──────── RECORDS TO PROCESS ────────
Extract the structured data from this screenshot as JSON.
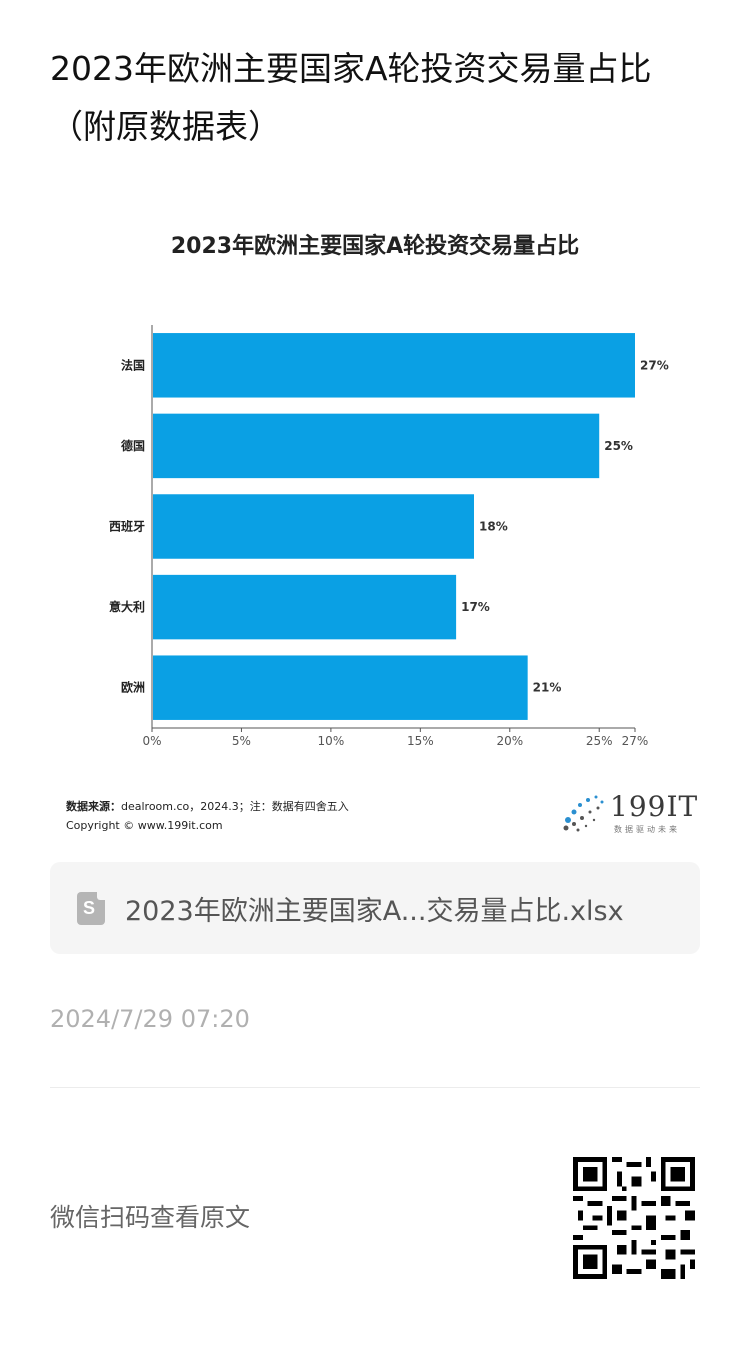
{
  "article": {
    "title": "2023年欧洲主要国家A轮投资交易量占比（附原数据表）"
  },
  "chart_data": {
    "type": "bar",
    "orientation": "horizontal",
    "title": "2023年欧洲主要国家A轮投资交易量占比",
    "categories": [
      "法国",
      "德国",
      "西班牙",
      "意大利",
      "欧洲"
    ],
    "values": [
      27,
      25,
      18,
      17,
      21
    ],
    "value_labels": [
      "27%",
      "25%",
      "18%",
      "17%",
      "21%"
    ],
    "xlim": [
      0,
      27
    ],
    "xticks": [
      0,
      5,
      10,
      15,
      20,
      25,
      27
    ],
    "xtick_labels": [
      "0%",
      "5%",
      "10%",
      "15%",
      "20%",
      "25%",
      "27%"
    ],
    "bar_color": "#0aa0e4",
    "grid": false
  },
  "source": {
    "label": "数据来源：",
    "text": "dealroom.co，2024.3；注：数据有四舍五入",
    "copyright": "Copyright © www.199it.com"
  },
  "logo": {
    "text": "199IT",
    "subtitle": "数据驱动未来"
  },
  "file": {
    "icon": "spreadsheet-file-icon",
    "name": "2023年欧洲主要国家A...交易量占比.xlsx"
  },
  "timestamp": "2024/7/29 07:20",
  "footer": {
    "wechat_text": "微信扫码查看原文",
    "qr_icon": "qr-code"
  }
}
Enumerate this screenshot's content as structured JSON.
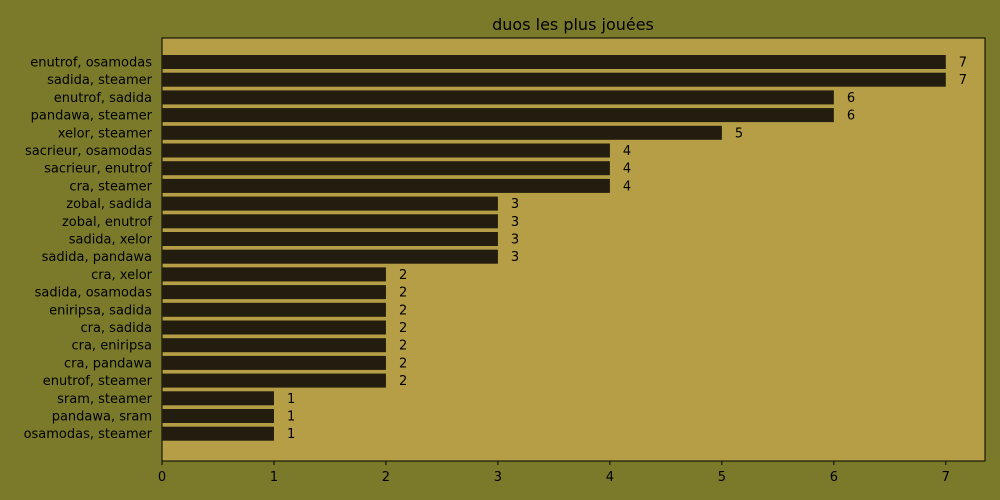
{
  "colors": {
    "figure_background": "#7a7a2a",
    "plot_background": "#b59e45",
    "bar": "#221d0e",
    "text": "#000000"
  },
  "chart_data": {
    "type": "bar",
    "orientation": "horizontal",
    "title": "duos les plus jouées",
    "xlabel": "",
    "ylabel": "",
    "xlim": [
      0,
      7.35
    ],
    "xticks": [
      0,
      1,
      2,
      3,
      4,
      5,
      6,
      7
    ],
    "grid": false,
    "categories": [
      "enutrof, osamodas",
      "sadida, steamer",
      "enutrof, sadida",
      "pandawa, steamer",
      "xelor, steamer",
      "sacrieur, osamodas",
      "sacrieur, enutrof",
      "cra, steamer",
      "zobal, sadida",
      "zobal, enutrof",
      "sadida, xelor",
      "sadida, pandawa",
      "cra, xelor",
      "sadida, osamodas",
      "eniripsa, sadida",
      "cra, sadida",
      "cra, eniripsa",
      "cra, pandawa",
      "enutrof, steamer",
      "sram, steamer",
      "pandawa, sram",
      "osamodas, steamer"
    ],
    "values": [
      7,
      7,
      6,
      6,
      5,
      4,
      4,
      4,
      3,
      3,
      3,
      3,
      2,
      2,
      2,
      2,
      2,
      2,
      2,
      1,
      1,
      1
    ]
  }
}
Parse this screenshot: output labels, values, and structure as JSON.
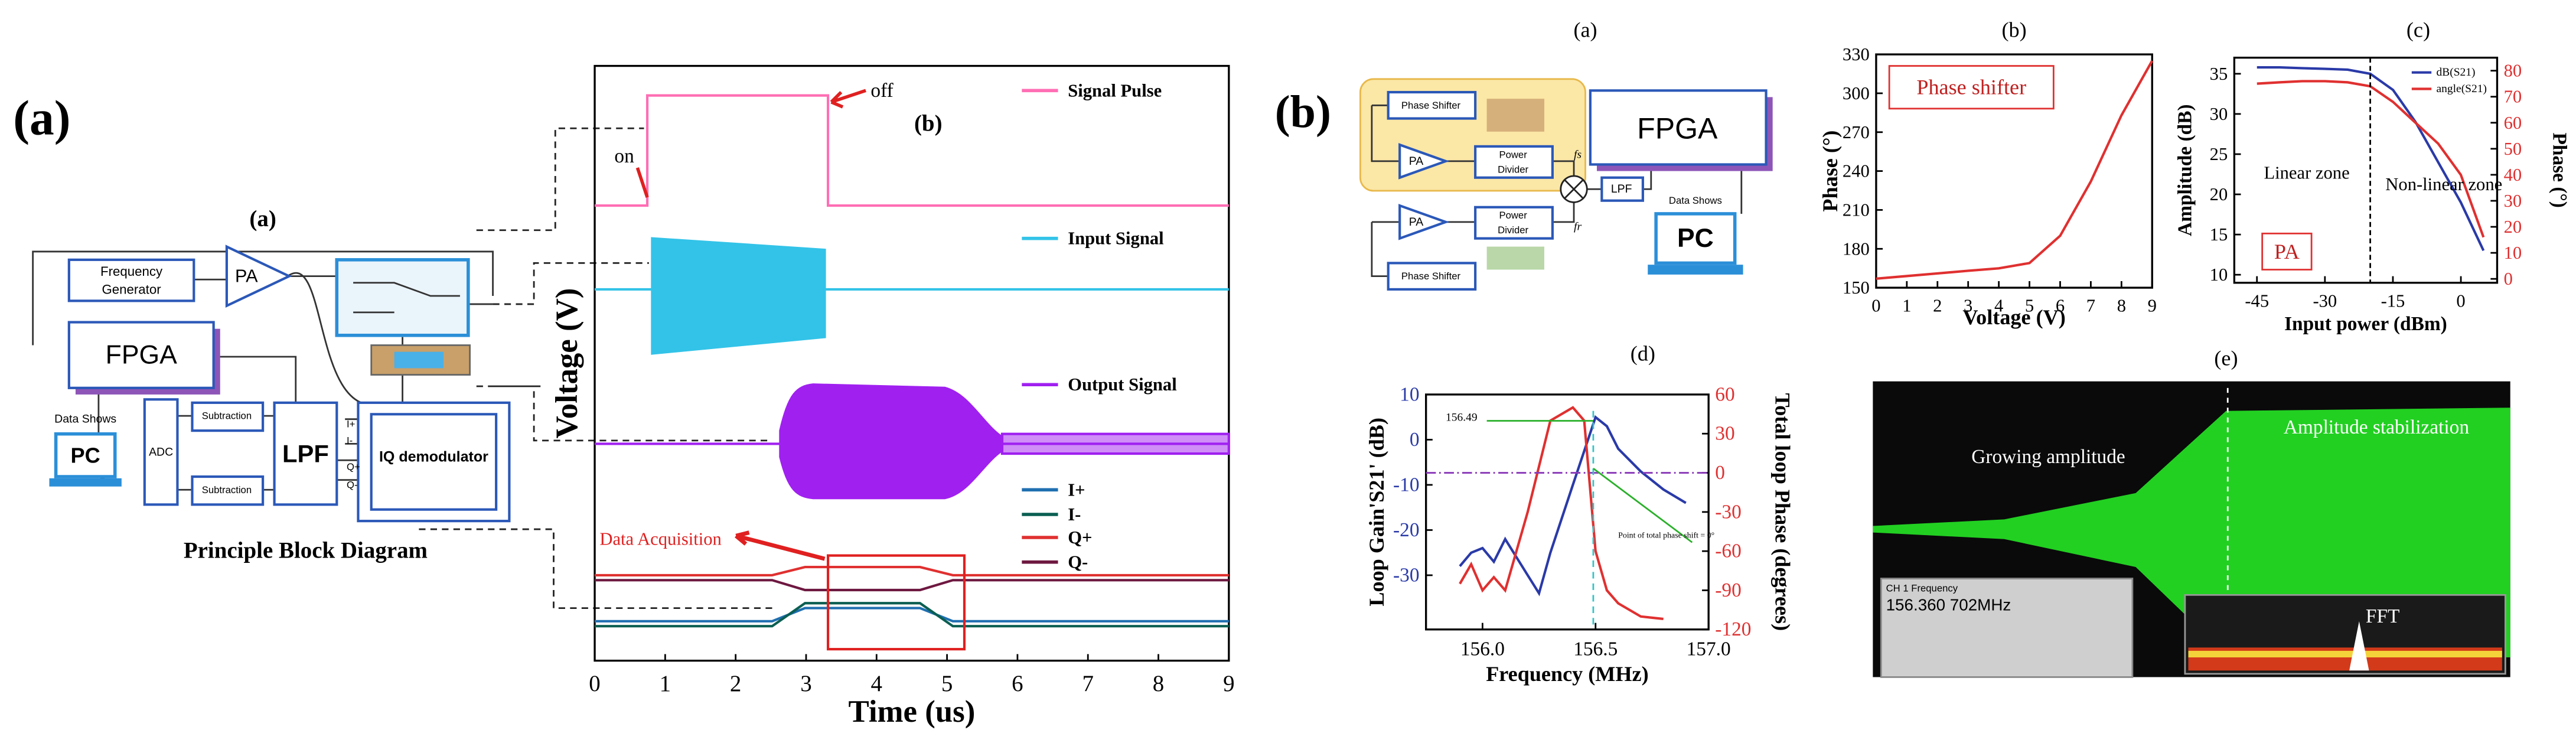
────────
THE EXERCISE
Give the data again exactly as written, with all pictures left out.

ANSWER FOR THE TASK
Extract the structured data from this screenshot as JSON.
{
  "article": {
    "title": "2023年欧洲主要国家A轮投资交易量占比（附原数据表）"
  },
  "chart_data": {
    "type": "bar",
    "orientation": "horizontal",
    "title": "2023年欧洲主要国家A轮投资交易量占比",
    "categories": [
      "法国",
      "德国",
      "西班牙",
      "意大利",
      "欧洲"
    ],
    "values": [
      27,
      25,
      18,
      17,
      21
    ],
    "value_labels": [
      "27%",
      "25%",
      "18%",
      "17%",
      "21%"
    ],
    "xlim": [
      0,
      27
    ],
    "xticks": [
      0,
      5,
      10,
      15,
      20,
      25,
      27
    ],
    "xtick_labels": [
      "0%",
      "5%",
      "10%",
      "15%",
      "20%",
      "25%",
      "27%"
    ],
    "bar_color": "#0aa0e4",
    "grid": false
  },
  "source": {
    "label": "数据来源：",
    "text": "dealroom.co，2024.3；注：数据有四舍五入",
    "copyright": "Copyright © www.199it.com"
  },
  "logo": {
    "text": "199IT",
    "subtitle": "数据驱动未来"
  },
  "file": {
    "icon": "spreadsheet-file-icon",
    "name": "2023年欧洲主要国家A...交易量占比.xlsx"
  },
  "timestamp": "2024/7/29 07:20",
  "footer": {
    "wechat_text": "微信扫码查看原文",
    "qr_icon": "qr-code"
  }
}
Enumerate this screenshot's content as structured JSON.
{
  "colors": {
    "figure_background": "#7a7a2a",
    "plot_background": "#b59e45",
    "bar": "#221d0e",
    "text": "#000000"
  },
  "chart_data": {
    "type": "bar",
    "orientation": "horizontal",
    "title": "duos les plus jouées",
    "xlabel": "",
    "ylabel": "",
    "xlim": [
      0,
      7.35
    ],
    "xticks": [
      0,
      1,
      2,
      3,
      4,
      5,
      6,
      7
    ],
    "grid": false,
    "categories": [
      "enutrof, osamodas",
      "sadida, steamer",
      "enutrof, sadida",
      "pandawa, steamer",
      "xelor, steamer",
      "sacrieur, osamodas",
      "sacrieur, enutrof",
      "cra, steamer",
      "zobal, sadida",
      "zobal, enutrof",
      "sadida, xelor",
      "sadida, pandawa",
      "cra, xelor",
      "sadida, osamodas",
      "eniripsa, sadida",
      "cra, sadida",
      "cra, eniripsa",
      "cra, pandawa",
      "enutrof, steamer",
      "sram, steamer",
      "pandawa, sram",
      "osamodas, steamer"
    ],
    "values": [
      7,
      7,
      6,
      6,
      5,
      4,
      4,
      4,
      3,
      3,
      3,
      3,
      2,
      2,
      2,
      2,
      2,
      2,
      2,
      1,
      1,
      1
    ]
  }
}
Parse this screenshot: output labels, values, and structure as JSON.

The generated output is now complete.